• [Trecho selecionado]:
Joias ilegais x Juscelino: como apoiadores de Bolsonaro e Lula brigam nas redes
20:39 | Mar. 10, 2023
Influenciadores ligados ao governo de Luiz Inácio Lula da Silva (PT) e ao ex-presidente Jair Bolsonaro (PL) adotam estratégias semelhantes nas redes sociais e trocam acusações para esconder as polêmicas políticas de seu lado do jogo. Os petistas criticam o escândalo da apreensão de joias avaliadas em R$ 16,5 milhões pela Receita Federal, que o governo Bolsonaro tentou trazer ilegalmente ao Brasil, ao mesmo tempo em que ignoram suspeitas que recaem sobre o ministro das Comunicações, Juscelino Filho (União Brasil). Já os bolsonaristas exploram a crise do ministro de Lula e atacam a imprensa para desqualificar a denúncia sobre as joias.
Ambos os casos foram revelados pelo Estadão.
Levantamento da agência de dados Bites feito a pedido da reportagem mostra que, diferentemente do usual, os petistas estão vencendo a "queda de braço". No Twitter, o caso das joias rendeu quase quatro vezes mais menções do que os fatos relacionados a Juscelino - foram 491 mil menções desde o dia 3 de março, dia em que a notícia que afeta a família Bolsonaro foi ao ar. As suspeitas de recebimento de diárias e o uso do avião da Força Aérea Brasileira (FAB) para compromissos privados por parte do ministro de Lula geraram 131 mil menções desde 27 de fevereiro.

• [Linhas de dados]:
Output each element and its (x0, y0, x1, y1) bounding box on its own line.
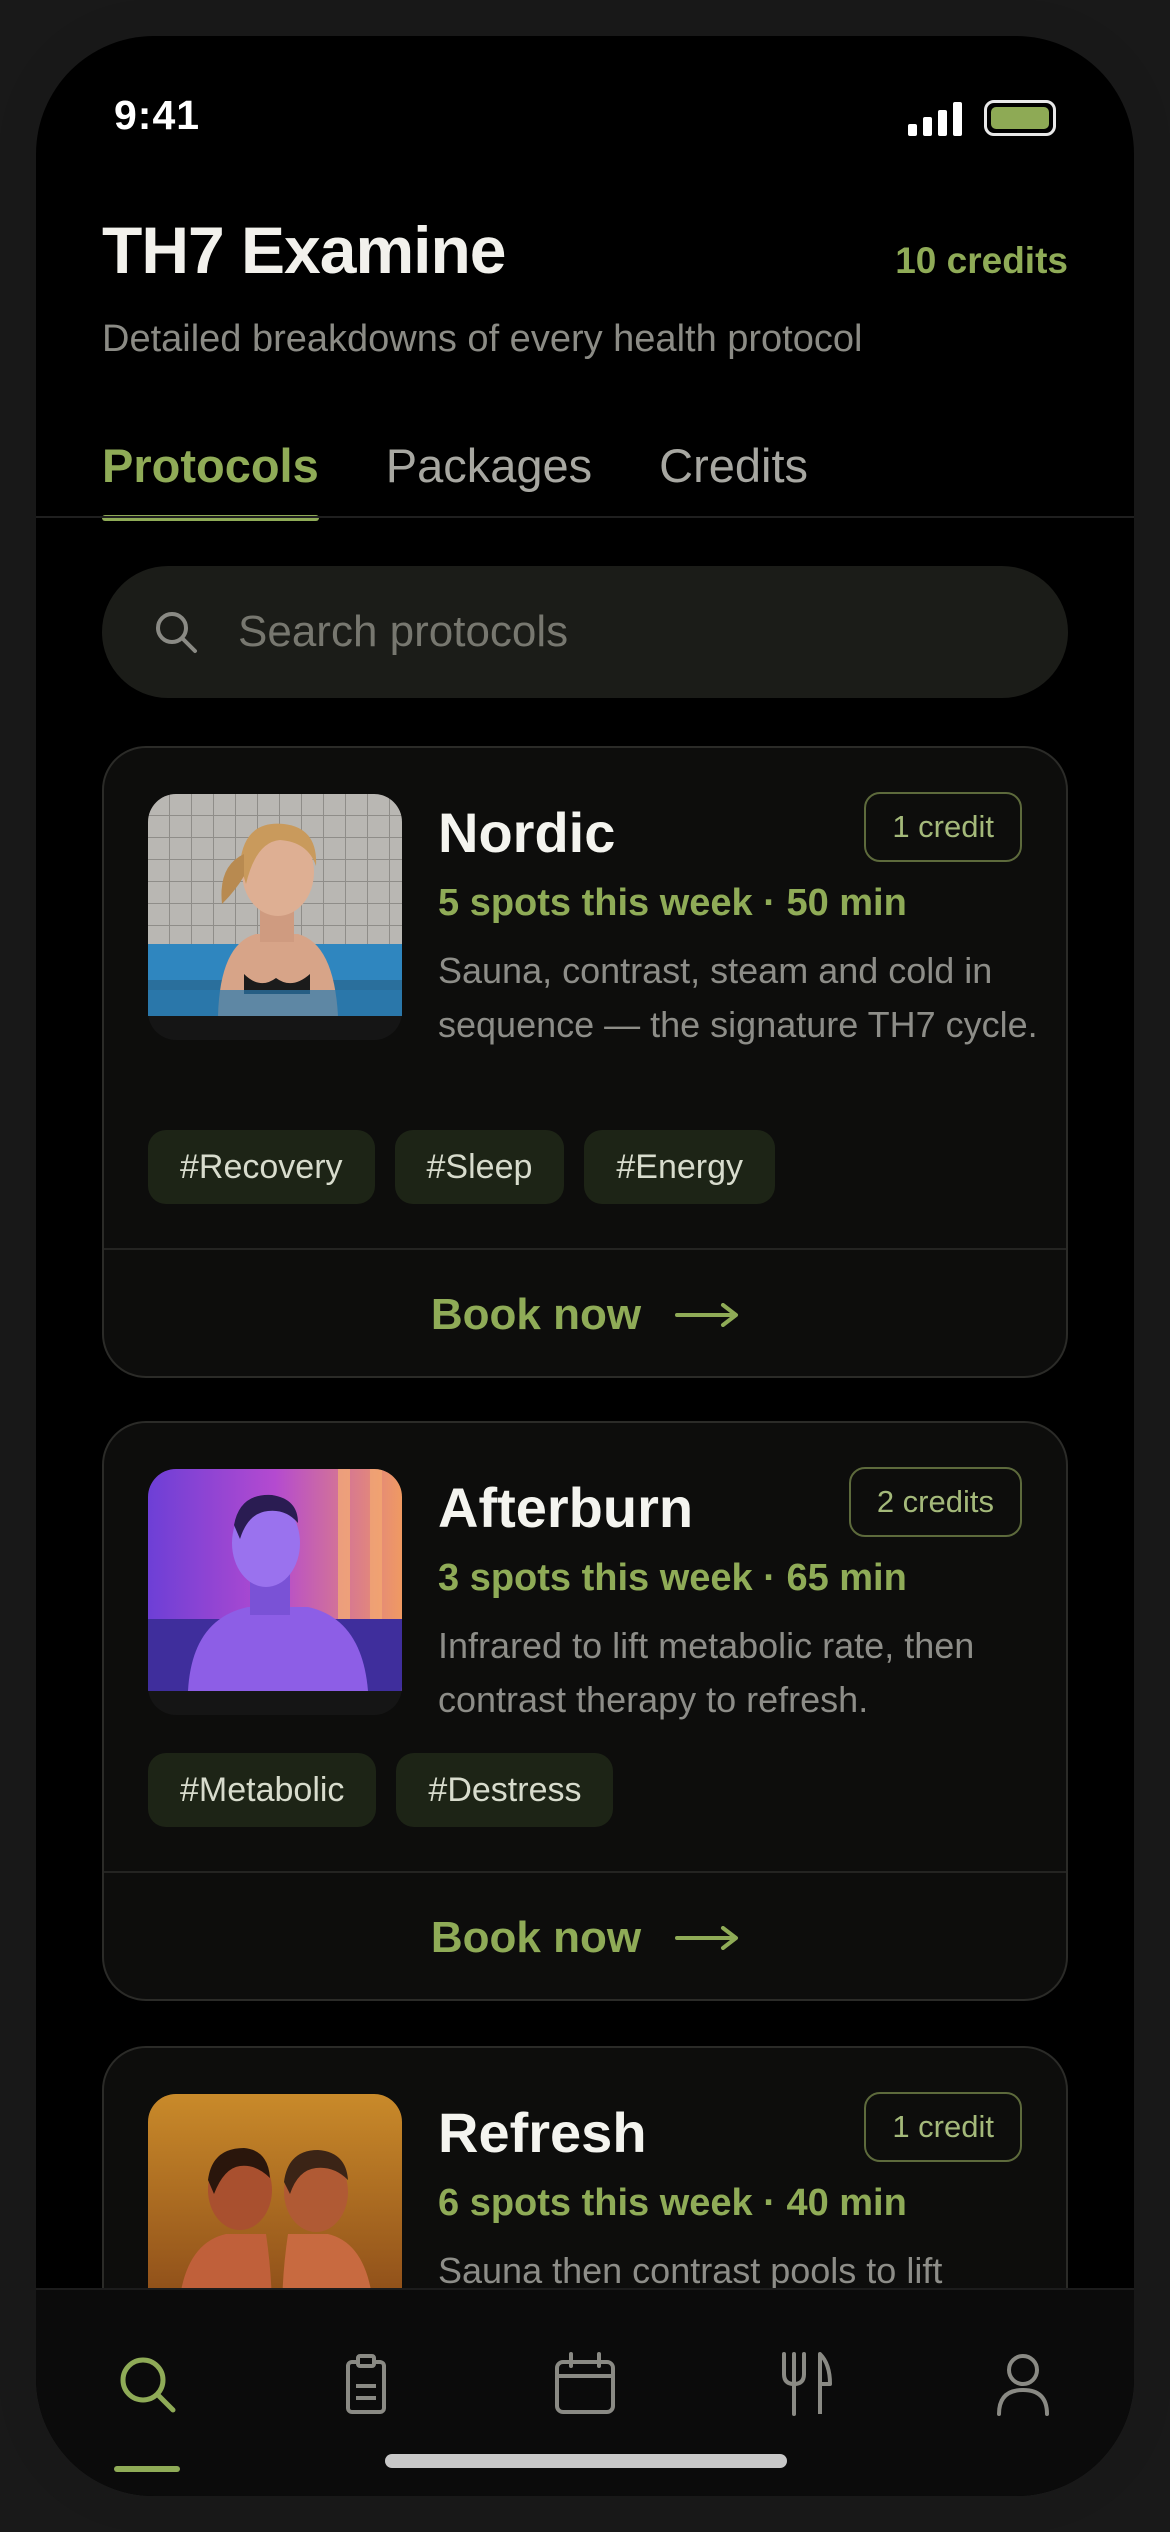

• [O pedido]: Transcreva na íntegra o trecho sobre a briga entre apoiadores de Bolsonaro e de Lula nas redes sociais. Baseie-se somente no trecho.

• [Solução do exercício]:
Joias ilegais x Juscelino: como apoiadores de Bolsonaro e Lula brigam nas redes
20:39 | Mar. 10, 2023
Influenciadores ligados ao governo de Luiz Inácio Lula da Silva (PT) e ao ex-presidente Jair Bolsonaro (PL) adotam estratégias semelhantes nas redes sociais e trocam acusações para esconder as polêmicas políticas de seu lado do jogo. Os petistas criticam o escândalo da apreensão de joias avaliadas em R$ 16,5 milhões pela Receita Federal, que o governo Bolsonaro tentou trazer ilegalmente ao Brasil, ao mesmo tempo em que ignoram suspeitas que recaem sobre o ministro das Comunicações, Juscelino Filho (União Brasil). Já os bolsonaristas exploram a crise do ministro de Lula e atacam a imprensa para desqualificar a denúncia sobre as joias.
Ambos os casos foram revelados pelo Estadão.
Levantamento da agência de dados Bites feito a pedido da reportagem mostra que, diferentemente do usual, os petistas estão vencendo a "queda de braço". No Twitter, o caso das joias rendeu quase quatro vezes mais menções do que os fatos relacionados a Juscelino - foram 491 mil menções desde o dia 3 de março, dia em que a notícia que afeta a família Bolsonaro foi ao ar. As suspeitas de recebimento de diárias e o uso do avião da Força Aérea Brasileira (FAB) para compromissos privados por parte do ministro de Lula geraram 131 mil menções desde 27 de fevereiro.